## Tarefas a realizar
A) Enumere todas as medidas que o texto sobre a lei laboral apresenta em lista como talvez as mais relevantes do pacote de combate à precariedade.
B) Prossiga o texto sobre a lei laboral a partir do ponto em que termina.

## Excerto a ler
Período experimental ou contrato a prazo encapotado?

Portugal já não tem um problema de emprego, mas de qualidade do emprego: salários baixos e precários. As alterações à Lei Laboral vão a debate no Parlamento. É o “decreto dignità” à portuguesa.

A lei laboral em Portugal não é um empecilho à contratação. É o próprio primeiro-ministro quem o diz: “legislação laboral não é um entrave ao crescimento do emprego”. Então porquê mudar a lei? Porque o problema do mercado de trabalho não é o emprego, é a qualidade do emprego: salários baixos e precários.

Durante os anos de crise em Portugal, a troika fez no mercado de trabalho aquilo que Peter Hartz fez na Alemanha uma década antes durante o reinado de Gerhard Schröder e que ajudou ao milagre económico alemão. A troika exagerou e chegámos a situações caricatas em que um contrato a prazo podia ser renovado durante seis anos. O conceito de “a prazo” ganhou uma elasticidade indecente.

Chegou a altura de arrepiar caminho, sem desfazer aquilo que de bom foi feito para aumentar a competitividade da economia e das empresas. O ministro Vieira da Silva apresentou um mega pacote de combate à precariedade com 27 medidas, com o objetivo de recuperar aquilo que é o espírito dos contratos a prazo: contratos de substituição e para responder a necessidades temporárias. Estas serão talvez as medidas mais relevantes:

  • A duração máxima dos contratos a prazo baixa de três para dois anos;
  • A duração máxima dos contratos a termo incerto (muito usados na construção) desce de seis para quatro anos;
  • Ser jovem ou desempregado de longa duração deixa de ser motivo para contratar a prazo;
  • Há uma nova taxa adicional à TSU para penalizar o excesso de rotatividade;
  • E há um limite às renovações dos contratos temporários.

(Listagens de regiões anotadas)
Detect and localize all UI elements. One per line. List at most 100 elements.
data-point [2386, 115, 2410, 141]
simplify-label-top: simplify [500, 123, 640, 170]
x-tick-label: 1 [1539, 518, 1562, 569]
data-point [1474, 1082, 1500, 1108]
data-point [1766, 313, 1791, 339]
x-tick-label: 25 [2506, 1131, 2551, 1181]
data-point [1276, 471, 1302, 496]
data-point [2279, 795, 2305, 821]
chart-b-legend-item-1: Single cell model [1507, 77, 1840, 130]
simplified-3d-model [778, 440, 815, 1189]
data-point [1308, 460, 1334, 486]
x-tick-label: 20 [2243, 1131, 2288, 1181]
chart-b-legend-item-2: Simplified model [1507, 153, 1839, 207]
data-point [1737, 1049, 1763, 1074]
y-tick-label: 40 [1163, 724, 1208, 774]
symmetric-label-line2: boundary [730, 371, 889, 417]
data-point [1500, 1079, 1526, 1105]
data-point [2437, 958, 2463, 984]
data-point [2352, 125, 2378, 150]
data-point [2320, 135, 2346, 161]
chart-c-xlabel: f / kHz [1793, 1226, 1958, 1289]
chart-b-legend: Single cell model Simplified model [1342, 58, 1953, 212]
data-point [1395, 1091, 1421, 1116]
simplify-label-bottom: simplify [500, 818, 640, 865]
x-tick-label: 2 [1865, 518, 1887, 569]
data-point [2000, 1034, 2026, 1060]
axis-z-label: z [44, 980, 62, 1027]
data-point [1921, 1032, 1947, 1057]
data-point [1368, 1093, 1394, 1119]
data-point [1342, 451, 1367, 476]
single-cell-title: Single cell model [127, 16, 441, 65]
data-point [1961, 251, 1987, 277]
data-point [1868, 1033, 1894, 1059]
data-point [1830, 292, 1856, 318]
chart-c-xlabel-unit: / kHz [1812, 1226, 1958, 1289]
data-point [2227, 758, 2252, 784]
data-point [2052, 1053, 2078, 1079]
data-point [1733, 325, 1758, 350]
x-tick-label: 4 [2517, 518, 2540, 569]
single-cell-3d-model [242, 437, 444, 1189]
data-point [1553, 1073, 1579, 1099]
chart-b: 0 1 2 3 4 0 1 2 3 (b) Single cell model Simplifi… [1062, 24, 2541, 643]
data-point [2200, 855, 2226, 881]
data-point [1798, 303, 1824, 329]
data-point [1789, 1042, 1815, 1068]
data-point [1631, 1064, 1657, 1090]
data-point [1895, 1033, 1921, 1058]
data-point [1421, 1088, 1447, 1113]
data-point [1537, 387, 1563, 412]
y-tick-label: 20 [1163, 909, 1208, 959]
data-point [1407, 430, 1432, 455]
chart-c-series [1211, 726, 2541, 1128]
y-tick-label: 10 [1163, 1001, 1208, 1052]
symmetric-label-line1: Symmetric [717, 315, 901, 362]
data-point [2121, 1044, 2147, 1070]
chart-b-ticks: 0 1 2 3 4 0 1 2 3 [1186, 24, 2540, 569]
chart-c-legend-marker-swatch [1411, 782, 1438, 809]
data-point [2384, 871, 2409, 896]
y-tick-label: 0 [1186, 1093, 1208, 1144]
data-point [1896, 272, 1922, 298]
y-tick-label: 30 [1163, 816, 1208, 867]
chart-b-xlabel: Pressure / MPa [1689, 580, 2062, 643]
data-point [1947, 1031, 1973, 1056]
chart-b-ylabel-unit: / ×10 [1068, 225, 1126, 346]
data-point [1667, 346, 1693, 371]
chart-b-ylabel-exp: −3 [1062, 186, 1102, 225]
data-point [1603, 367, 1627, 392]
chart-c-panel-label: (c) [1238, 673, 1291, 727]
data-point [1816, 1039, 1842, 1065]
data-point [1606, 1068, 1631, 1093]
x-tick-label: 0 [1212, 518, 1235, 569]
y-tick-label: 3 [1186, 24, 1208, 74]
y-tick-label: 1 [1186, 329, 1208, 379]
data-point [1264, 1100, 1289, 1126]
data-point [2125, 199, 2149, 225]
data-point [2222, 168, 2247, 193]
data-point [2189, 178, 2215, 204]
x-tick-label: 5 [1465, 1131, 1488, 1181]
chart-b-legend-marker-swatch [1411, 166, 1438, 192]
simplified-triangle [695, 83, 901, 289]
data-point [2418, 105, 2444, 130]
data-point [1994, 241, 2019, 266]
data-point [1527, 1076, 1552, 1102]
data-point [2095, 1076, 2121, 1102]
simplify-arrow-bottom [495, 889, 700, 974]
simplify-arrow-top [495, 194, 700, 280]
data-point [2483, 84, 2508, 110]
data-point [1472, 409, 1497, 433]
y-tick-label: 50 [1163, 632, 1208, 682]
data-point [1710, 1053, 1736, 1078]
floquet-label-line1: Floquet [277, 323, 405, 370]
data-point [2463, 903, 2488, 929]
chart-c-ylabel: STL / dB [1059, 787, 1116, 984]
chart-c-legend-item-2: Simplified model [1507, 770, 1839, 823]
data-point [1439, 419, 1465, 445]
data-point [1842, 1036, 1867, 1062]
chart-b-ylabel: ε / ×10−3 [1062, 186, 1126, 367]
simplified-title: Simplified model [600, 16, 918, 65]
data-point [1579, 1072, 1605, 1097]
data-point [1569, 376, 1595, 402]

## Respostas por tarefa
A)
- A duração máxima dos contratos a prazo baixa de três para dois anos.
- A duração máxima dos contratos a termo incerto desce de seis para quatro anos.
- Ser jovem ou desempregado de longa duração deixa de ser motivo para contratar a prazo.
- Há uma nova taxa adicional à TSU para penalizar o excesso de rotatividade.
- Há um limite às renovações dos contratos temporários.

B)
Algumas destas medidas, curiosamente, são iguais àquelas que foram apresentadas esta semana em Itália por Luigi Di Maio do Movimento 5 Estrelas, num pacote que ficou conhecido como o “decreto dignità”. Itália tem um problema parecido com Portugal que é a excessiva segmentação do mercado laboral. Segundo a Reuters, nos últimos 12 meses Itália criou 437 mil empregos temporários e apenas 5 mil permanentes.

Em Portugal, segundo números de Vieira da Silva, das pessoas que entram no mercado de trabalho ou regressam após uma longa ausência, “80% a 85% fazem-no através de contratos a prazo”. Já agora, convém não esquecer que os trabalhadores precários ganham, em média e para as mesmas funções, menos 15 a 20% do que um contratado sem termo. Num país onde o salário médio já é metade do da União Europeia, a precariedade é um fardo demasiado pesado para carregar.

Para colocar na lapela o pin da concertação social, o Governo teve de fazer algumas cedências aos patrões, sendo talvez a mais relevante o alargamento do período experimental de 90 para 180 dias para jovens e desempregados de longa duração.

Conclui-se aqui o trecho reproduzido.